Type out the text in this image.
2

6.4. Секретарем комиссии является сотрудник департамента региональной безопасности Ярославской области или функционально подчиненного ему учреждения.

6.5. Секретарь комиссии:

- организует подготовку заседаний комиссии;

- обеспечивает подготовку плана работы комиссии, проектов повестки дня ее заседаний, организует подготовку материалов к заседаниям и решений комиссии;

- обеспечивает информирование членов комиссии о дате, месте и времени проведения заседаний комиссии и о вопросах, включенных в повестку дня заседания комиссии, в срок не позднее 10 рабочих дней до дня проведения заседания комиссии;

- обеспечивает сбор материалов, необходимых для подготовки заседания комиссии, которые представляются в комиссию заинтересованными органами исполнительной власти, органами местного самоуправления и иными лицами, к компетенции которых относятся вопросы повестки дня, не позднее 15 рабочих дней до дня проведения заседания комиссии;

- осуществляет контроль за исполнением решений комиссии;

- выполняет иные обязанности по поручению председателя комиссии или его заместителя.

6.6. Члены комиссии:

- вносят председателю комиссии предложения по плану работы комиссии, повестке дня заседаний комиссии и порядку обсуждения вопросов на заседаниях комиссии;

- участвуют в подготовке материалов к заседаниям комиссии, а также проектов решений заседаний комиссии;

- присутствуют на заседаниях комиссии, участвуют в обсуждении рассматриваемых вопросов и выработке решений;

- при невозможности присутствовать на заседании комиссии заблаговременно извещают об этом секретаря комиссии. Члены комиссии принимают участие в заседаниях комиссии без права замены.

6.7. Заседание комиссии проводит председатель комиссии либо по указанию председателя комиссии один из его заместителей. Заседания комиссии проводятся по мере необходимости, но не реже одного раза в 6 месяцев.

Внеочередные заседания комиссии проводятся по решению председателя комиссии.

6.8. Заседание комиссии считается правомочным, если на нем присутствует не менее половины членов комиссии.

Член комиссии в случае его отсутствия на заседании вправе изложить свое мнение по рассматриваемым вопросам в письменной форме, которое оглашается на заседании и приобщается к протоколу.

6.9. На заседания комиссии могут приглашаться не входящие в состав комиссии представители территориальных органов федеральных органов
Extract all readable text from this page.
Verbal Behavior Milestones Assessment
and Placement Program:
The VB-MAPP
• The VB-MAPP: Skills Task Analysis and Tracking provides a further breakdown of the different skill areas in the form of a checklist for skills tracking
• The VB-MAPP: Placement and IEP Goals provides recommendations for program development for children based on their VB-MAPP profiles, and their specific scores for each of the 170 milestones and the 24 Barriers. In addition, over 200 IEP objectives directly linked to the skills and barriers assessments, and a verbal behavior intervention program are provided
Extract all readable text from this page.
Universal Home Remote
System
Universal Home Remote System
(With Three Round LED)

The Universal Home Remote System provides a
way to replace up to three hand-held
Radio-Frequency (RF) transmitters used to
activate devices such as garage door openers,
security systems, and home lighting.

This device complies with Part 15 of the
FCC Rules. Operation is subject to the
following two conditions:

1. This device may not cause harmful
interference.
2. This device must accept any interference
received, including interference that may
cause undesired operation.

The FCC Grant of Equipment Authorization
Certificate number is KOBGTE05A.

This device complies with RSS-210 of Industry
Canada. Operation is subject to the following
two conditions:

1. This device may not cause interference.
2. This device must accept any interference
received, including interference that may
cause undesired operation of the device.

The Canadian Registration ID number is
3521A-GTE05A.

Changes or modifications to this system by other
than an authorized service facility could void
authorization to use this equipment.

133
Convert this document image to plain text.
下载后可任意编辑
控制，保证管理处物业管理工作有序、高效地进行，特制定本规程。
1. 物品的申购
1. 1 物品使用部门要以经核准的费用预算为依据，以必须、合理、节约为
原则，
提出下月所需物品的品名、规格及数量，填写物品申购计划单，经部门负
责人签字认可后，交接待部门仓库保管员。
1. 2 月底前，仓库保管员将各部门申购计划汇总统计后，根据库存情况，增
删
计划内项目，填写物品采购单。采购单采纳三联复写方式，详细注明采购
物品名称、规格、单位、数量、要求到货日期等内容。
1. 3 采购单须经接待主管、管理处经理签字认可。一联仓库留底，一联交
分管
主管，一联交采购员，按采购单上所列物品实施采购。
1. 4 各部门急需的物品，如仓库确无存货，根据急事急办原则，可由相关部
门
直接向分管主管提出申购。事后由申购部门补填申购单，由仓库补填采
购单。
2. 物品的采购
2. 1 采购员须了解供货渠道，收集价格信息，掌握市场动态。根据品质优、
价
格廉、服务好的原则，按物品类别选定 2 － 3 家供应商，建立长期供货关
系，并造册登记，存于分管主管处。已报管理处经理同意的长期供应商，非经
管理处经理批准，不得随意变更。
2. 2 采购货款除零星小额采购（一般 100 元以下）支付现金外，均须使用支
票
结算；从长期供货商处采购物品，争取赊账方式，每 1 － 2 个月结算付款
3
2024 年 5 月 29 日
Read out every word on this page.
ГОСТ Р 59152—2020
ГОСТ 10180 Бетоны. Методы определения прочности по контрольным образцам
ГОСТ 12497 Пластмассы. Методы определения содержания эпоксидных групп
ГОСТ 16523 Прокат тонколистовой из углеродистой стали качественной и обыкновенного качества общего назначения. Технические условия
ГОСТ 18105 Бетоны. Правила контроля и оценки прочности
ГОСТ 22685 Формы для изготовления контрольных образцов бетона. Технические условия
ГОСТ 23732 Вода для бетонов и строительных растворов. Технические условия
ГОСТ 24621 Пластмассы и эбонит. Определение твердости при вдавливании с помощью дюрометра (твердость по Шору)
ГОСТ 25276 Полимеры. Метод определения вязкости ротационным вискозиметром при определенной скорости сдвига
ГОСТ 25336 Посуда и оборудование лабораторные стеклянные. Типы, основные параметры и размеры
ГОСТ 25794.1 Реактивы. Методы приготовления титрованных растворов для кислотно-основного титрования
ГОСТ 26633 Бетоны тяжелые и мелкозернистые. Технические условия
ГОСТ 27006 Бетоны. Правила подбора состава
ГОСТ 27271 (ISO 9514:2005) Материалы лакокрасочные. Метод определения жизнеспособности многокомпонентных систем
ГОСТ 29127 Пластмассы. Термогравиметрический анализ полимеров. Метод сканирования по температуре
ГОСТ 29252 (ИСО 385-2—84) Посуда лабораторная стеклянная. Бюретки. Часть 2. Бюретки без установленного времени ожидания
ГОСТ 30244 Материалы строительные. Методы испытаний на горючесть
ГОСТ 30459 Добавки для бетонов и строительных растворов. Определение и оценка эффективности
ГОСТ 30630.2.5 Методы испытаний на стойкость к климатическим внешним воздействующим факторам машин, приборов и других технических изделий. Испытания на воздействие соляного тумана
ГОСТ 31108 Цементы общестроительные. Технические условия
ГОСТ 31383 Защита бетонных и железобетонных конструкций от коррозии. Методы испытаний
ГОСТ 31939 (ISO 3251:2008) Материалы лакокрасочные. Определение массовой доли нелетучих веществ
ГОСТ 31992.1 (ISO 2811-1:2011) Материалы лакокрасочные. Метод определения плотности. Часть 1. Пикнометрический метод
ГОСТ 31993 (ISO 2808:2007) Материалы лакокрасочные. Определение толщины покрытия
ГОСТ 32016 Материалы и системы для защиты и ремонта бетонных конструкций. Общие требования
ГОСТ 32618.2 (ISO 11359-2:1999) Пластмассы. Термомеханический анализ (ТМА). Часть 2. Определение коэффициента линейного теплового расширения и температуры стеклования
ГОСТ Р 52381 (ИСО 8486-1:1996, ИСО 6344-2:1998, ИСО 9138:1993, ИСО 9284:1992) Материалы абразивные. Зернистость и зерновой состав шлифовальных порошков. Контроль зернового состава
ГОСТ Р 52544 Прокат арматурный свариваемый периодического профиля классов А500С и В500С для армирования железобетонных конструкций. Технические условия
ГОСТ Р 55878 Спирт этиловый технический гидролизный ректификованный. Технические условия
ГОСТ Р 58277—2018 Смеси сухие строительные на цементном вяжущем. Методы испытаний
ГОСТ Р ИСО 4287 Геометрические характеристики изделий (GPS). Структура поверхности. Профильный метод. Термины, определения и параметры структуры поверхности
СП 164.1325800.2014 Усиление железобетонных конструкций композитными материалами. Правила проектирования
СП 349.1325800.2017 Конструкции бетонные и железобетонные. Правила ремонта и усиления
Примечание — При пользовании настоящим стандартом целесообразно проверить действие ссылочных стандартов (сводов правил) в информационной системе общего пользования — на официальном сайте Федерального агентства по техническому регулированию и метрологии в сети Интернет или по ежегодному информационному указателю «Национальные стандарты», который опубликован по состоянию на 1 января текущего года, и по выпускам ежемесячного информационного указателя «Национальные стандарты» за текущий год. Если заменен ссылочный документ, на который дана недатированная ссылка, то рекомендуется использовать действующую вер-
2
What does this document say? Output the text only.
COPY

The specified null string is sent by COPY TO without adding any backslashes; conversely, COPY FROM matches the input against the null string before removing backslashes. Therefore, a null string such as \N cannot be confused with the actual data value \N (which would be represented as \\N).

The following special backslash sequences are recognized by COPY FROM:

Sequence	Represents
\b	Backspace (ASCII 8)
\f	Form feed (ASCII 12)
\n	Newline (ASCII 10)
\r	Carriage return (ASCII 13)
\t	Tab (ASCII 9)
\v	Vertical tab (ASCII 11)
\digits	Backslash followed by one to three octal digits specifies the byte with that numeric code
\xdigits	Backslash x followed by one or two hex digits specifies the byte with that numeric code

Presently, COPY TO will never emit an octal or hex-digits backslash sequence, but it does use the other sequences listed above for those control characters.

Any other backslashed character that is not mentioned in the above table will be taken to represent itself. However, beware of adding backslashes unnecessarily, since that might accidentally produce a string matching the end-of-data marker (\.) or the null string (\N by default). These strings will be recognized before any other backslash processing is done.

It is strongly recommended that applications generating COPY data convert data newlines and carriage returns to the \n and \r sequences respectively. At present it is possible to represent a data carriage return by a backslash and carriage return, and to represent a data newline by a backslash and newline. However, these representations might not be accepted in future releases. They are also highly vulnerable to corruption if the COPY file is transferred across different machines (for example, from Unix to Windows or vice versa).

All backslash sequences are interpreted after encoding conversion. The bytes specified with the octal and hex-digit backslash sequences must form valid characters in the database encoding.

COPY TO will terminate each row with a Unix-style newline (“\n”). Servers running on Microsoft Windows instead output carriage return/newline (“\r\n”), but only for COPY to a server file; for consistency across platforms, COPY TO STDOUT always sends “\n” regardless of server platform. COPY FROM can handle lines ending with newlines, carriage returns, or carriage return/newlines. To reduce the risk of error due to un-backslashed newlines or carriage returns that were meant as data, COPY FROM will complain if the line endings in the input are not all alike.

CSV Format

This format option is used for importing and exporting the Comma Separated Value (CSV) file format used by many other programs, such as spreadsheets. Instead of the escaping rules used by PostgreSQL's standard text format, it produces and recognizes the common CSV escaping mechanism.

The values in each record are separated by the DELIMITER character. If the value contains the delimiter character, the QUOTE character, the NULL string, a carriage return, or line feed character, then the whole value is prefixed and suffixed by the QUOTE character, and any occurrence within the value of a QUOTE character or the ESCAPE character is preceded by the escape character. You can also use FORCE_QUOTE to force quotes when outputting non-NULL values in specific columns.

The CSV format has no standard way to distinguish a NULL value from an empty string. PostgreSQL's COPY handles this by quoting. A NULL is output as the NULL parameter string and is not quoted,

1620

########################################

DIRECTIVE:
Pull every line containing "code" out of the records.

TASK RESULT:
\digits	Backslash followed by one to three octal digits specifies the byte with that numeric code
\xdigits	Backslash x followed by one or two hex digits specifies the byte with that numeric code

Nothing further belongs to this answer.